[Task input]:

□ □ □ □

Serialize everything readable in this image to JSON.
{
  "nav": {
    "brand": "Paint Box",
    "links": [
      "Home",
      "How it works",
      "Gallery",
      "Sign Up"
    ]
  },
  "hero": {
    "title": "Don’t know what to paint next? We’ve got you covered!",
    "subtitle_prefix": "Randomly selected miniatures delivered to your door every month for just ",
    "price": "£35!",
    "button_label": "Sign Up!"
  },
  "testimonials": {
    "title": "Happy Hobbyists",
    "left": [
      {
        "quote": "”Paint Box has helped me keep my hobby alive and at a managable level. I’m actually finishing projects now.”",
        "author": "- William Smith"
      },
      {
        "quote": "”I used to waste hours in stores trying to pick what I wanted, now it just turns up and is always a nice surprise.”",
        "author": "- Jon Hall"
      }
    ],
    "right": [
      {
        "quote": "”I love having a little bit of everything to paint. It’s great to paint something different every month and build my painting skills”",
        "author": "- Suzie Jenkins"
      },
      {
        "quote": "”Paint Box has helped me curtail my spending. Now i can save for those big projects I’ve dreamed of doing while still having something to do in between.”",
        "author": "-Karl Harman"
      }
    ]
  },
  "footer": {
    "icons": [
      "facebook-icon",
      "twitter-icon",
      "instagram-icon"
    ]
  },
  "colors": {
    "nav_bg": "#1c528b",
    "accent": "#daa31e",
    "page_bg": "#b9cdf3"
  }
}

□ □ □ □

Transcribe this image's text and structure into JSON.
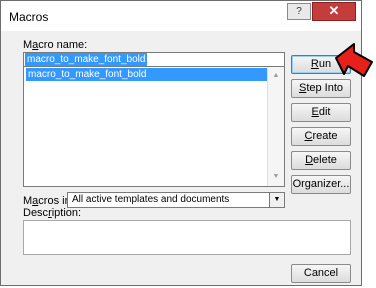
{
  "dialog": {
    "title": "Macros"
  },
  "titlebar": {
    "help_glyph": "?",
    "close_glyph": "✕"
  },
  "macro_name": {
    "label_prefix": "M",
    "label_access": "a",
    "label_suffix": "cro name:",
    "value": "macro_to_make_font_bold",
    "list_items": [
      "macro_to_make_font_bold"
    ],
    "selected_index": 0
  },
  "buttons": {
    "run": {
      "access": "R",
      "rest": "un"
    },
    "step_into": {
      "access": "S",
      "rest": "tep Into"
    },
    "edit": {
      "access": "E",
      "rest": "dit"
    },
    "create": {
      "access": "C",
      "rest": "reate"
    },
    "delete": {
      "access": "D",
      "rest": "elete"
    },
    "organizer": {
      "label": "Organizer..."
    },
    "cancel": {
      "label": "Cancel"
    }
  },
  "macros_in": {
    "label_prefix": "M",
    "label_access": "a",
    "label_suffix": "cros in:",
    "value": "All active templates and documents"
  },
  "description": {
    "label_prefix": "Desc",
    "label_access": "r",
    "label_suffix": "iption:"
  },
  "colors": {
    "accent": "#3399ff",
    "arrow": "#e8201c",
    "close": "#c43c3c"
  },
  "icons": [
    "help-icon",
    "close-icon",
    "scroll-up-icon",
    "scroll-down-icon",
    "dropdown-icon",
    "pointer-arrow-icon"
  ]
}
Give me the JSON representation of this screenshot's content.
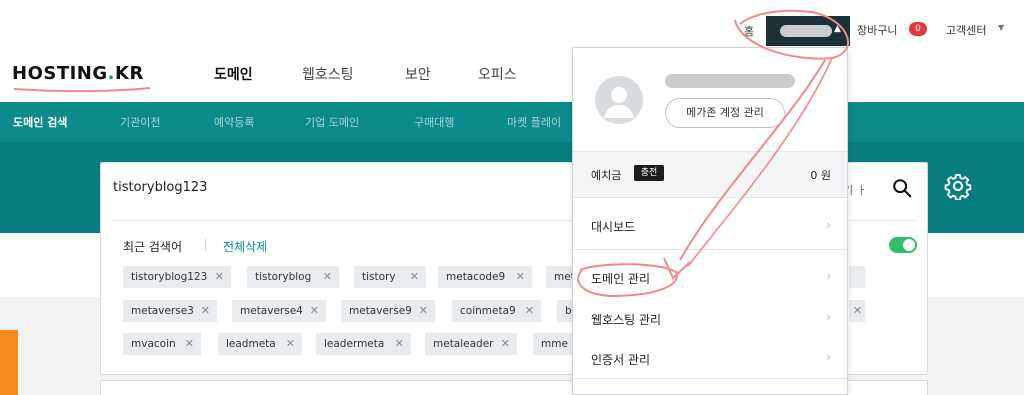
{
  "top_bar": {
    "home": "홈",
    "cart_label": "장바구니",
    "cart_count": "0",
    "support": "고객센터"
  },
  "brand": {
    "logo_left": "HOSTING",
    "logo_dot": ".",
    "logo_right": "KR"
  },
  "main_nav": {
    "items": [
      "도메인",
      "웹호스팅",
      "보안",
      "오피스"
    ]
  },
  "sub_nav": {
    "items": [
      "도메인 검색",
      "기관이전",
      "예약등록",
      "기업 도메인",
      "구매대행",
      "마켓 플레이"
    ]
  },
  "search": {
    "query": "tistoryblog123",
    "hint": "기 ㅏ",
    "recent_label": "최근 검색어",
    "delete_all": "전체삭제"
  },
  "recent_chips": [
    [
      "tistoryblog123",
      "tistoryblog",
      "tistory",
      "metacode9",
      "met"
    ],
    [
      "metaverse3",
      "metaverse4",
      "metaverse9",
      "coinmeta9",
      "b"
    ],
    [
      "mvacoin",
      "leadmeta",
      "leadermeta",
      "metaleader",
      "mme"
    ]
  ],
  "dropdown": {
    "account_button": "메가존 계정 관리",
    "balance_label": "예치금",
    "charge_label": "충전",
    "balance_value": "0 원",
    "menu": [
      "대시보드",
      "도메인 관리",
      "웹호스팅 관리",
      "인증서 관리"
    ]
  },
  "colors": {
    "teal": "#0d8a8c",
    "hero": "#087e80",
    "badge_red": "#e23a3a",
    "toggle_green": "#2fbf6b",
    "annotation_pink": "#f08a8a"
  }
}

□ □ □ □

[Requirements]: Copy out each line of the material that holds the word "quote".

[Exercise solution]:
        "quote": "”Paint Box has helped me keep my hobby alive and at a managable level. I’m actually finishing projects now.”",
        "quote": "”I used to waste hours in stores trying to pick what I wanted, now it just turns up and is always a nice surprise.”",
        "quote": "”I love having a little bit of everything to paint. It’s great to paint something different every month and build my painting skills”",
        "quote": "”Paint Box has helped me curtail my spending. Now i can save for those big projects I’ve dreamed of doing while still having something to do in between.”",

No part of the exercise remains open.